What to work on :: Copy each of the entries below faithfully, setting aside any pictures.

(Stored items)

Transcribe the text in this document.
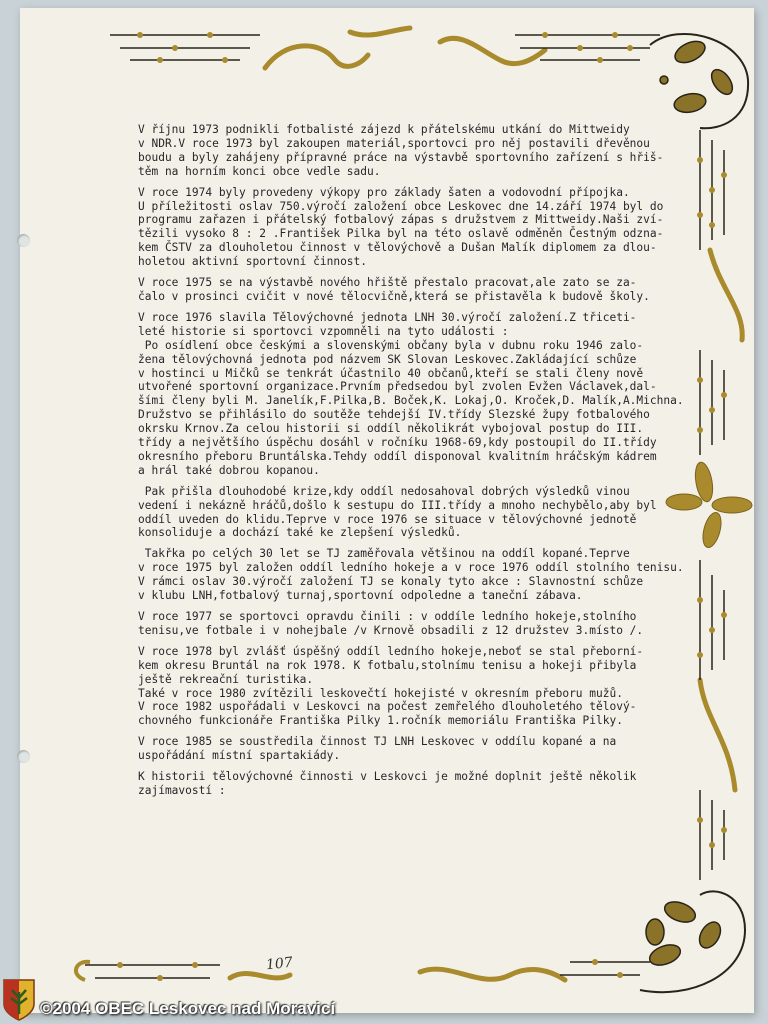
V říjnu 1973 podnikli fotbalisté zájezd k přátelskému utkání do Mittweidy
v NDR.V roce 1973 byl zakoupen materiál,sportovci pro něj postavili dřevěnou
boudu a byly zahájeny přípravné práce na výstavbě sportovního zařízení s hřiš-
těm na horním konci obce vedle sadu.

V roce 1974 byly provedeny výkopy pro základy šaten a vodovodní přípojka.
U příležitosti oslav 750.výročí založení obce Leskovec dne 14.září 1974 byl do
programu zařazen i přátelský fotbalový zápas s družstvem z Mittweidy.Naši zví-
tězili vysoko 8 : 2 .František Pilka byl na této oslavě odměněn Čestným odzna-
kem ČSTV za dlouholetou činnost v tělovýchově a Dušan Malík diplomem za dlou-
holetou aktivní sportovní činnost.

V roce 1975 se na výstavbě nového hřiště přestalo pracovat,ale zato se za-
čalo v prosinci cvičit v nové tělocvičně,která se přistavěla k budově školy.

V roce 1976 slavila Tělovýchovné jednota LNH 30.výročí založení.Z třiceti-
leté historie si sportovci vzpomněli na tyto události :
Po osídlení obce českými a slovenskými občany byla v dubnu roku 1946 zalo-
žena tělovýchovná jednota pod názvem SK Slovan Leskovec.Zakládající schůze
v hostinci u Mičků se tenkrát účastnilo 40 občanů,kteří se stali členy nově
utvořené sportovní organizace.Prvním předsedou byl zvolen Evžen Václavek,dal-
šími členy byli M. Janelík,F.Pilka,B. Boček,K. Lokaj,O. Kroček,D. Malík,A.Michna.
Družstvo se přihlásilo do soutěže tehdejší IV.třídy Slezské župy fotbalového
okrsku Krnov.Za celou historii si oddíl několikrát vybojoval postup do III.
třídy a největšího úspěchu dosáhl v ročníku 1968-69,kdy postoupil do II.třídy
okresního přeboru Bruntálska.Tehdy oddíl disponoval kvalitním hráčským kádrem
a hrál také dobrou kopanou.

Pak přišla dlouhodobé krize,kdy oddíl nedosahoval dobrých výsledků vinou
vedení i nekázně hráčů,došlo k sestupu do III.třídy a mnoho nechybělo,aby byl
oddíl uveden do klidu.Teprve v roce 1976 se situace v tělovýchovné jednotě
konsoliduje a dochází také ke zlepšení výsledků.

Takřka po celých 30 let se TJ zaměřovala většinou na oddíl kopané.Teprve
v roce 1975 byl založen oddíl ledního hokeje a v roce 1976 oddíl stolního tenisu.
V rámci oslav 30.výročí založení TJ se konaly tyto akce : Slavnostní schůze
v klubu LNH,fotbalový turnaj,sportovní odpoledne a taneční zábava.

V roce 1977 se sportovci opravdu činili : v oddíle ledního hokeje,stolního
tenisu,ve fotbale i v nohejbale /v Krnově obsadili z 12 družstev 3.místo /.

V roce 1978 byl zvlášť úspěšný oddíl ledního hokeje,neboť se stal přeborní-
kem okresu Bruntál na rok 1978. K fotbalu,stolnímu tenisu a hokeji přibyla
ještě rekreační turistika.
Také v roce 1980 zvítězili leskovečtí hokejisté v okresním přeboru mužů.
V roce 1982 uspořádali v Leskovci na počest zemřelého dlouholetého tělový-
chovného funkcionáře Františka Pilky 1.ročník memoriálu Františka Pilky.

V roce 1985 se soustředila činnost TJ LNH Leskovec v oddílu kopané a na
uspořádání místní spartakiády.

K historii tělovýchovné činnosti v Leskovci je možné doplnit ještě několik
zajímavostí :

107
©2004 OBEC Leskovec nad Moravicí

Expected answer ::
Transcribe the text in this document.
V říjnu 1973 podnikli fotbalisté zájezd k přátelskému utkání do Mittweidy
v NDR.V roce 1973 byl zakoupen materiál,sportovci pro něj postavili dřevěnou
boudu a byly zahájeny přípravné práce na výstavbě sportovního zařízení s hřiš-
těm na horním konci obce vedle sadu.

V roce 1974 byly provedeny výkopy pro základy šaten a vodovodní přípojka.
U příležitosti oslav 750.výročí založení obce Leskovec dne 14.září 1974 byl do
programu zařazen i přátelský fotbalový zápas s družstvem z Mittweidy.Naši zví-
tězili vysoko 8 : 2 .František Pilka byl na této oslavě odměněn Čestným odzna-
kem ČSTV za dlouholetou činnost v tělovýchově a Dušan Malík diplomem za dlou-
holetou aktivní sportovní činnost.

V roce 1975 se na výstavbě nového hřiště přestalo pracovat,ale zato se za-
čalo v prosinci cvičit v nové tělocvičně,která se přistavěla k budově školy.

V roce 1976 slavila Tělovýchovné jednota LNH 30.výročí založení.Z třiceti-
leté historie si sportovci vzpomněli na tyto události :
Po osídlení obce českými a slovenskými občany byla v dubnu roku 1946 zalo-
žena tělovýchovná jednota pod názvem SK Slovan Leskovec.Zakládající schůze
v hostinci u Mičků se tenkrát účastnilo 40 občanů,kteří se stali členy nově
utvořené sportovní organizace.Prvním předsedou byl zvolen Evžen Václavek,dal-
šími členy byli M. Janelík,F.Pilka,B. Boček,K. Lokaj,O. Kroček,D. Malík,A.Michna.
Družstvo se přihlásilo do soutěže tehdejší IV.třídy Slezské župy fotbalového
okrsku Krnov.Za celou historii si oddíl několikrát vybojoval postup do III.
třídy a největšího úspěchu dosáhl v ročníku 1968-69,kdy postoupil do II.třídy
okresního přeboru Bruntálska.Tehdy oddíl disponoval kvalitním hráčským kádrem
a hrál také dobrou kopanou.

Pak přišla dlouhodobé krize,kdy oddíl nedosahoval dobrých výsledků vinou
vedení i nekázně hráčů,došlo k sestupu do III.třídy a mnoho nechybělo,aby byl
oddíl uveden do klidu.Teprve v roce 1976 se situace v tělovýchovné jednotě
konsoliduje a dochází také ke zlepšení výsledků.

Takřka po celých 30 let se TJ zaměřovala většinou na oddíl kopané.Teprve
v roce 1975 byl založen oddíl ledního hokeje a v roce 1976 oddíl stolního tenisu.
V rámci oslav 30.výročí založení TJ se konaly tyto akce : Slavnostní schůze
v klubu LNH,fotbalový turnaj,sportovní odpoledne a taneční zábava.

V roce 1977 se sportovci opravdu činili : v oddíle ledního hokeje,stolního
tenisu,ve fotbale i v nohejbale /v Krnově obsadili z 12 družstev 3.místo /.

V roce 1978 byl zvlášť úspěšný oddíl ledního hokeje,neboť se stal přeborní-
kem okresu Bruntál na rok 1978. K fotbalu,stolnímu tenisu a hokeji přibyla
ještě rekreační turistika.
Také v roce 1980 zvítězili leskovečtí hokejisté v okresním přeboru mužů.
V roce 1982 uspořádali v Leskovci na počest zemřelého dlouholetého tělový-
chovného funkcionáře Františka Pilky 1.ročník memoriálu Františka Pilky.

V roce 1985 se soustředila činnost TJ LNH Leskovec v oddílu kopané a na
uspořádání místní spartakiády.

K historii tělovýchovné činnosti v Leskovci je možné doplnit ještě několik
zajímavostí :

107
©2004 OBEC Leskovec nad Moravicí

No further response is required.